§ **EXERCISE AIM**
Give only the number of lines in the data that include the string "Выявление".

>>>>

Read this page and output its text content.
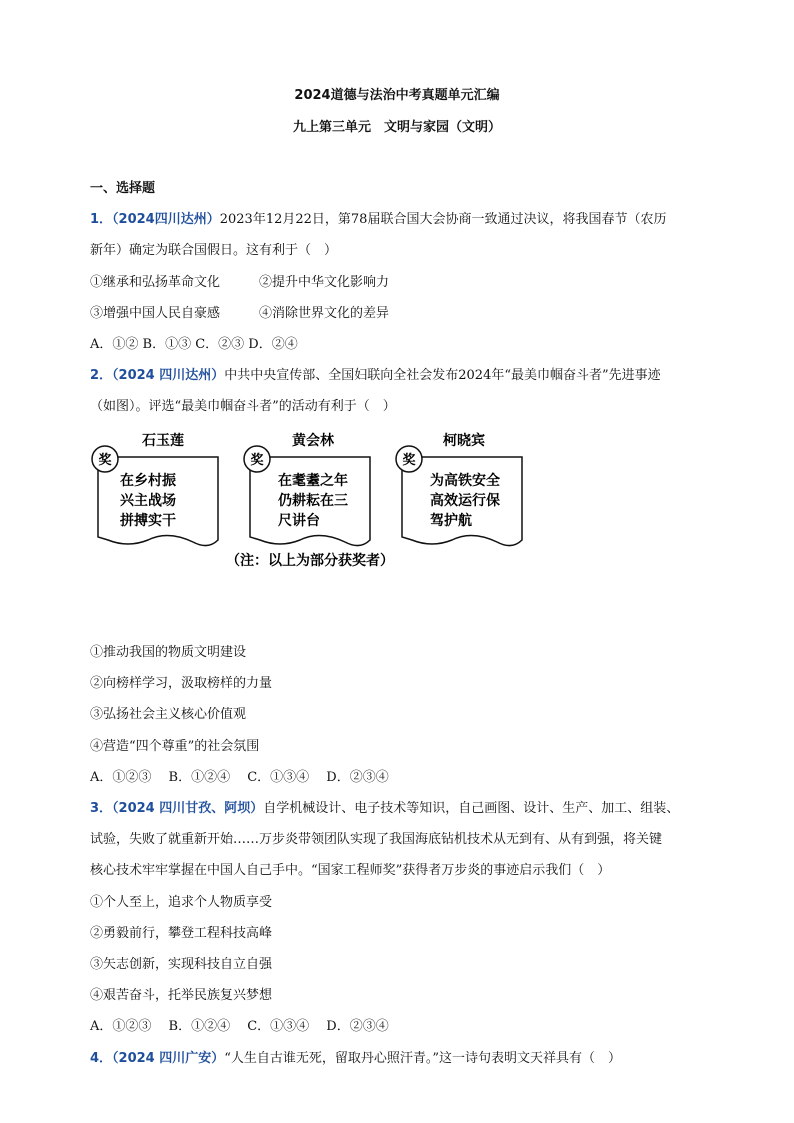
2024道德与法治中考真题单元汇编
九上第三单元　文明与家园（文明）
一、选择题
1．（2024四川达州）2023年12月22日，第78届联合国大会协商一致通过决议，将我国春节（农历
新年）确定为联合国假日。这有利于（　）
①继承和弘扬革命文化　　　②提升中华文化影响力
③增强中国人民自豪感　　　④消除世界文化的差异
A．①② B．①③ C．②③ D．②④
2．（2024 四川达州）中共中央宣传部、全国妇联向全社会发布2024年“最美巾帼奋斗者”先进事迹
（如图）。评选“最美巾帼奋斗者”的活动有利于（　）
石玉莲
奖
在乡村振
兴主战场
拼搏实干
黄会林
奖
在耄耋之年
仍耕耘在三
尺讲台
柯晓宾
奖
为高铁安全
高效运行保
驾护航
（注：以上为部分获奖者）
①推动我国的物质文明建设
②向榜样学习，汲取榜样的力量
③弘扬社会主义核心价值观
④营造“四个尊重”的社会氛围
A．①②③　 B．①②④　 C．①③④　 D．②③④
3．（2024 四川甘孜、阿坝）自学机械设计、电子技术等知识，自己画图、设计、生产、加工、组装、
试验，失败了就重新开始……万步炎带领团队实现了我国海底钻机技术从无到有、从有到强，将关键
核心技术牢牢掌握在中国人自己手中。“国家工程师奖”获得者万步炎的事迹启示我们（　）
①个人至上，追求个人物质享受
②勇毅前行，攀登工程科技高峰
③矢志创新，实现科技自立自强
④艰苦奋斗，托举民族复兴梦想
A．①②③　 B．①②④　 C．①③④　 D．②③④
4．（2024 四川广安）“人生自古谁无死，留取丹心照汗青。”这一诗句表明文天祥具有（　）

<<<<
>>>>

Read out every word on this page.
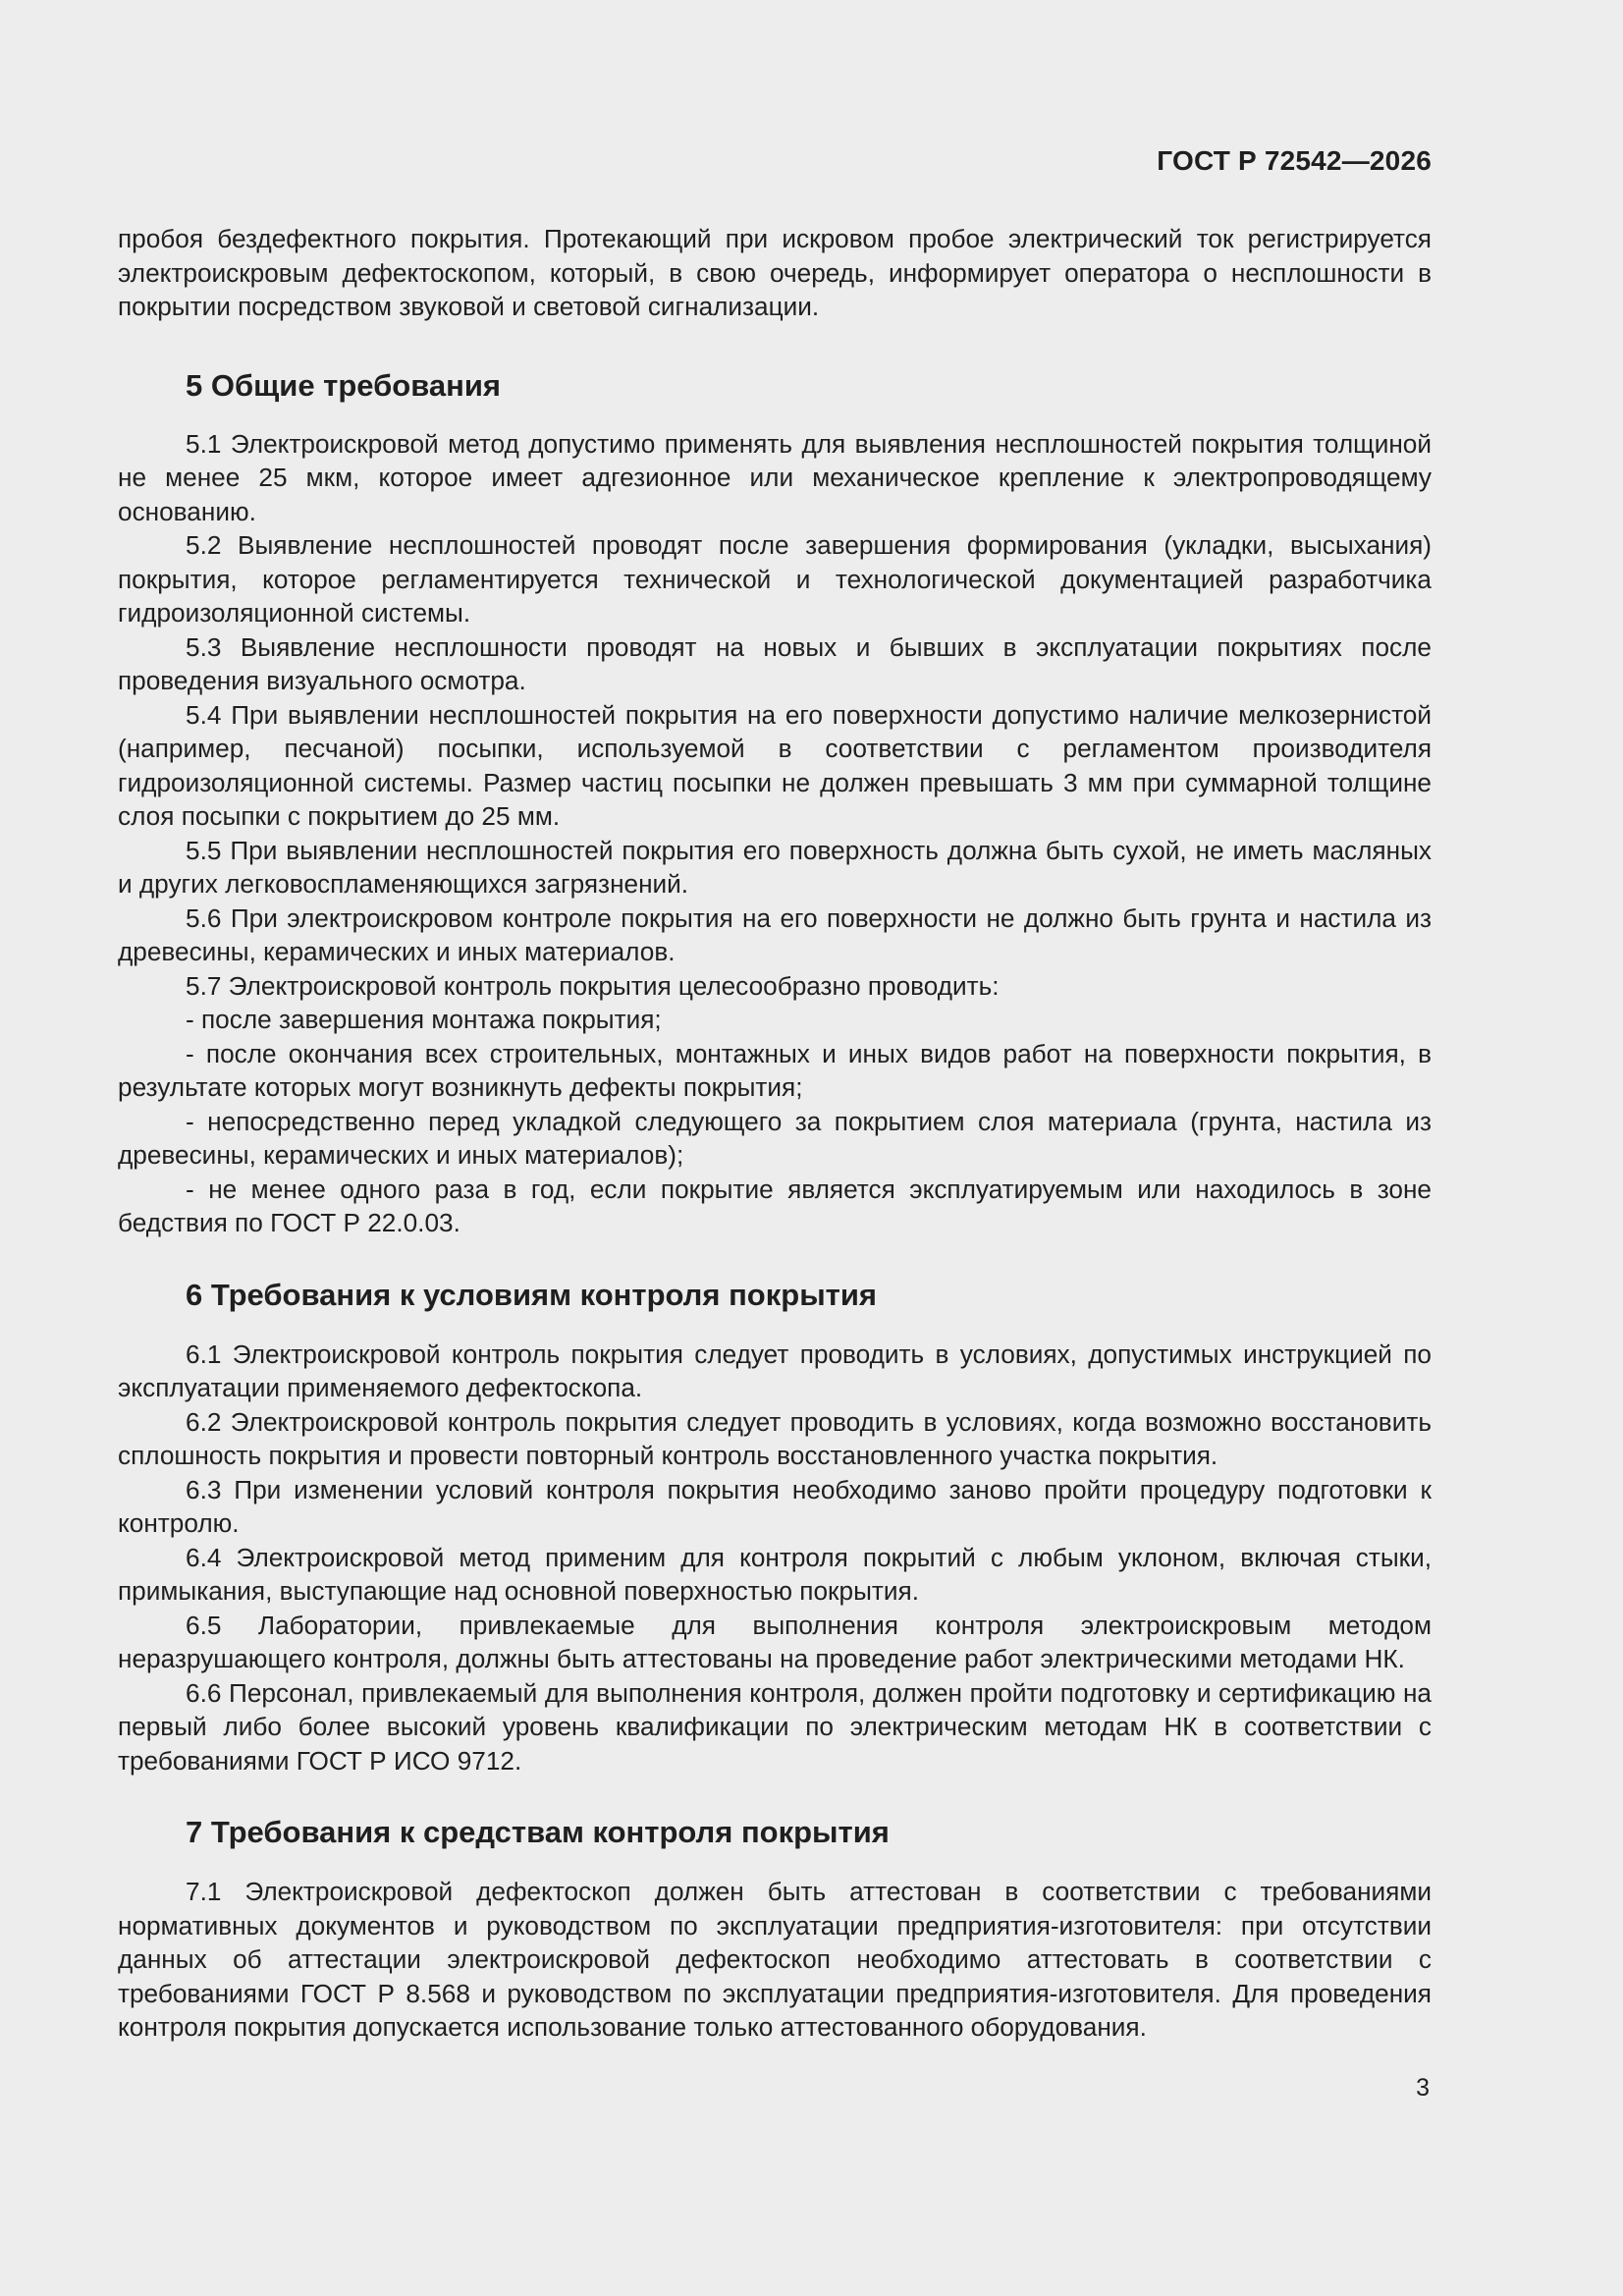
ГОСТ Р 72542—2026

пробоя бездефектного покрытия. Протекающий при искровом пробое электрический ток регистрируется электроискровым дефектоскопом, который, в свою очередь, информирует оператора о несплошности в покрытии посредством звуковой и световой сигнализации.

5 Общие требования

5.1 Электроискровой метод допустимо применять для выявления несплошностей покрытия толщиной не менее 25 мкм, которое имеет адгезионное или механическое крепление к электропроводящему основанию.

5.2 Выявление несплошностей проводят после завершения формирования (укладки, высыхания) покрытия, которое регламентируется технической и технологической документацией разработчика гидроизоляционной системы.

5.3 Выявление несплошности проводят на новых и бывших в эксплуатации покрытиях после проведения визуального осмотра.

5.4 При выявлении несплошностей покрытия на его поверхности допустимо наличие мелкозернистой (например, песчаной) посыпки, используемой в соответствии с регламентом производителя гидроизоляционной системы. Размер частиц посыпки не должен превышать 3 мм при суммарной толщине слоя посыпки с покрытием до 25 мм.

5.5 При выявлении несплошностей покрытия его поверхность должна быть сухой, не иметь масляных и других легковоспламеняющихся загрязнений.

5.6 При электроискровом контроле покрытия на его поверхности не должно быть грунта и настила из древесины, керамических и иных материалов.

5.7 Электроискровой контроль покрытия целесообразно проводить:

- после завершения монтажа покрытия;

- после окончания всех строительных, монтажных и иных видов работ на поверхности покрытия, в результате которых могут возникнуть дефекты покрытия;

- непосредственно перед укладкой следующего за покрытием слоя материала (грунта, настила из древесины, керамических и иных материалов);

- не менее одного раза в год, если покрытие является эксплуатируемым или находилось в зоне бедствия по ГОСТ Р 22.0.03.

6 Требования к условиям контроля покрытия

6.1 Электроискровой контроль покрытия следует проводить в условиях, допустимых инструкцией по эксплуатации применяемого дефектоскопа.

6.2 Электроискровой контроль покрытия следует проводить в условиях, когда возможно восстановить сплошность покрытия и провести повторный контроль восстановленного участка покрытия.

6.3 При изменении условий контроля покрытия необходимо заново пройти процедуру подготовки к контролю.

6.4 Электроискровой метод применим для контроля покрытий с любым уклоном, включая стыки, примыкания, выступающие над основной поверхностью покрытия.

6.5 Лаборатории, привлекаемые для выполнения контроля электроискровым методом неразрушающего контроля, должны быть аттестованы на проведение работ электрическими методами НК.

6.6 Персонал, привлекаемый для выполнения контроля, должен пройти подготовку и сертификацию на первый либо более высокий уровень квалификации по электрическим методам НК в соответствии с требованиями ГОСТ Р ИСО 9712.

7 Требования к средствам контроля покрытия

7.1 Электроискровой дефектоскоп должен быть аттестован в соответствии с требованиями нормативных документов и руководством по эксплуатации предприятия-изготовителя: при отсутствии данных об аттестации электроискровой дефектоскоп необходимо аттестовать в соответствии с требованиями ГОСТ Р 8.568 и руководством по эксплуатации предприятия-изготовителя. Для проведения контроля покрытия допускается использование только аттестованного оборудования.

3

<<<<

§ **TASK OUTPUT**
2